§ Task to carry out
Your answer should be a single number: the count of lines that hold the word "JSON".

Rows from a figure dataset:
* * * * * * * * *
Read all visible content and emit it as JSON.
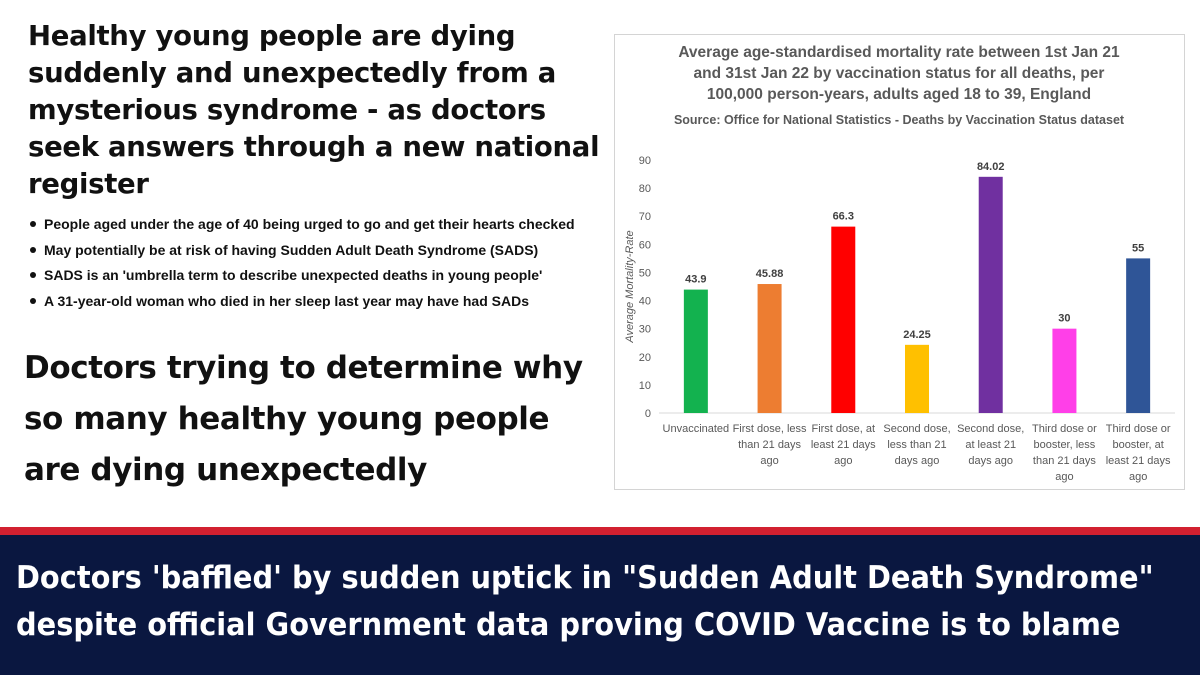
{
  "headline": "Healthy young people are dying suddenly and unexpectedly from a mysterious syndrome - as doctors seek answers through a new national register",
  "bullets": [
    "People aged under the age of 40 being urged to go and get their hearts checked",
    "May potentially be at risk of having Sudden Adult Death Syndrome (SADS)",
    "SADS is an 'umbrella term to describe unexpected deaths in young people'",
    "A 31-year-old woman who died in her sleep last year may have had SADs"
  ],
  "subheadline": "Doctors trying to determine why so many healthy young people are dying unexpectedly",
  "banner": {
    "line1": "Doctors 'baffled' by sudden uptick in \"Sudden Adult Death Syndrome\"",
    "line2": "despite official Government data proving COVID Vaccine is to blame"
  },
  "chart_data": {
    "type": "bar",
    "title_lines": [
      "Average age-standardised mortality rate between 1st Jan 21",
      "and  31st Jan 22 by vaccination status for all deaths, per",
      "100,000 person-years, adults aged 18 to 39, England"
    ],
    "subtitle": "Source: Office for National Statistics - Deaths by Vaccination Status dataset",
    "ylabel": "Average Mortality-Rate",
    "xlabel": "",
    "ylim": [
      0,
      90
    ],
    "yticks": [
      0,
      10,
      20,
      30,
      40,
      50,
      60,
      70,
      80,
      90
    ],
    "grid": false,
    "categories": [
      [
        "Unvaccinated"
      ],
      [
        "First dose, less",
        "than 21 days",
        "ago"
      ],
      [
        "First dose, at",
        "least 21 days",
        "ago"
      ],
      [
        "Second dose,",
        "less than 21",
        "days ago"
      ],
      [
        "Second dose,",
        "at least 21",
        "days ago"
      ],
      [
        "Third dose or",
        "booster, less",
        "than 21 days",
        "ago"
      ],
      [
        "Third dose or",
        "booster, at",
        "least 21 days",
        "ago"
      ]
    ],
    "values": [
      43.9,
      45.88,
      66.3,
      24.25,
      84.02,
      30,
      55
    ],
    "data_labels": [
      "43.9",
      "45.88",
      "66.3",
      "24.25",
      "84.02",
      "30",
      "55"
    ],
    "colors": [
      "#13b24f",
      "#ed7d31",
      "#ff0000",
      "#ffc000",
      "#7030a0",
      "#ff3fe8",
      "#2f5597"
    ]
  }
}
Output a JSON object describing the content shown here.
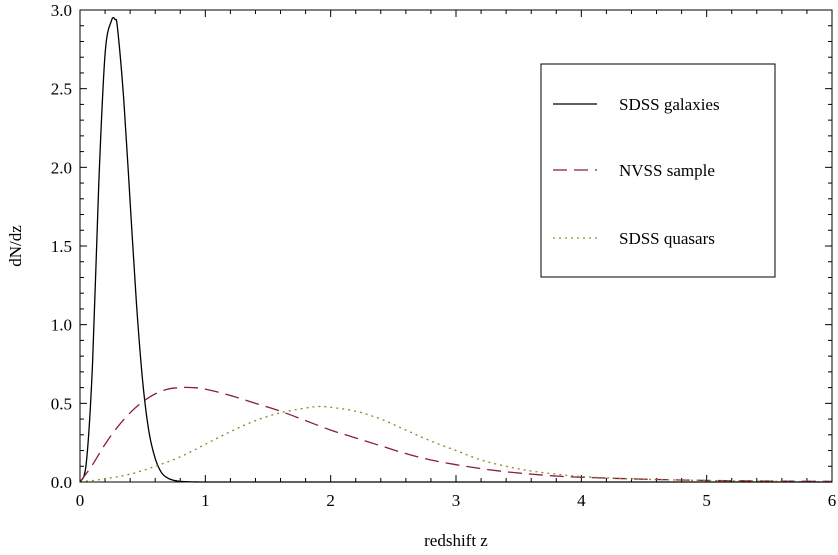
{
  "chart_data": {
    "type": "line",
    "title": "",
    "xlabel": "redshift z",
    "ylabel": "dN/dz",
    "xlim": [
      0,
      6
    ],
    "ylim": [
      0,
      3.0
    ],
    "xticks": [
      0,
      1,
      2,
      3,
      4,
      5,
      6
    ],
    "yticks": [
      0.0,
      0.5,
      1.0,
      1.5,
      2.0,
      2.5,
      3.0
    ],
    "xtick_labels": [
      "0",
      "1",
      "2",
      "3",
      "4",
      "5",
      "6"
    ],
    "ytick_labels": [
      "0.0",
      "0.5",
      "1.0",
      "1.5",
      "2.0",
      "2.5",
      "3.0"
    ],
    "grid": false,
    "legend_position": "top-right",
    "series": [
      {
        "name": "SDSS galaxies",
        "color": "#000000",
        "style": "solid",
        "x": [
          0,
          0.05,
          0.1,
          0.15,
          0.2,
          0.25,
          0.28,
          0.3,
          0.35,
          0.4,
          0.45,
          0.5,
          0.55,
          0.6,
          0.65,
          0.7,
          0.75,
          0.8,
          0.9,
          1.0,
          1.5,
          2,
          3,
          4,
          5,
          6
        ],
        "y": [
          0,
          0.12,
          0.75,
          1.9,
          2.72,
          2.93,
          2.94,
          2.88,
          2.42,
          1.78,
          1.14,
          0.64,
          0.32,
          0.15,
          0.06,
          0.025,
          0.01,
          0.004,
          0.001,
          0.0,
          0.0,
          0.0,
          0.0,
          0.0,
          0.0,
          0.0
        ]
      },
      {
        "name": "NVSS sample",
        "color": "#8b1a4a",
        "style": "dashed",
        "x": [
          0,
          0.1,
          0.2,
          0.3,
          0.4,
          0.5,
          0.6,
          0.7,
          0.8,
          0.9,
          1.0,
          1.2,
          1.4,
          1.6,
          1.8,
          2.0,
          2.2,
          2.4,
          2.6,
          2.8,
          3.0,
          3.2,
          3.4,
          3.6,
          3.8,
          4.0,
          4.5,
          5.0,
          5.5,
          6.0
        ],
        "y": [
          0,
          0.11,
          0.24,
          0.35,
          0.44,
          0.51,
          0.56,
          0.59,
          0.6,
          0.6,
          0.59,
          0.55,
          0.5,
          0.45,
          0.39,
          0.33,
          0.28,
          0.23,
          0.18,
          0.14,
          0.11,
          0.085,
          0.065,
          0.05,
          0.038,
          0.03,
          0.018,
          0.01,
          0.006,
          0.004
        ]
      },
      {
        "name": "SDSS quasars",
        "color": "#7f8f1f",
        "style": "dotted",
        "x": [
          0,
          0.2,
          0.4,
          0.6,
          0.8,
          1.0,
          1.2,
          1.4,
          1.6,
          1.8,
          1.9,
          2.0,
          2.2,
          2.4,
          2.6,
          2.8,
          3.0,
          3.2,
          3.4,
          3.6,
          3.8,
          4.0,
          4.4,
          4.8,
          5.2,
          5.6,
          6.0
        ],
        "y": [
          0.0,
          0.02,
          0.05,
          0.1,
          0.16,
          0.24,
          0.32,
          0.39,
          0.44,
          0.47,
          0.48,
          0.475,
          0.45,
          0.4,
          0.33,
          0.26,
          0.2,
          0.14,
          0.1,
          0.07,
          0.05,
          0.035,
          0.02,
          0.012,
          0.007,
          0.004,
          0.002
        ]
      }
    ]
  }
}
* * * * * * * * *
§ Worked solution
2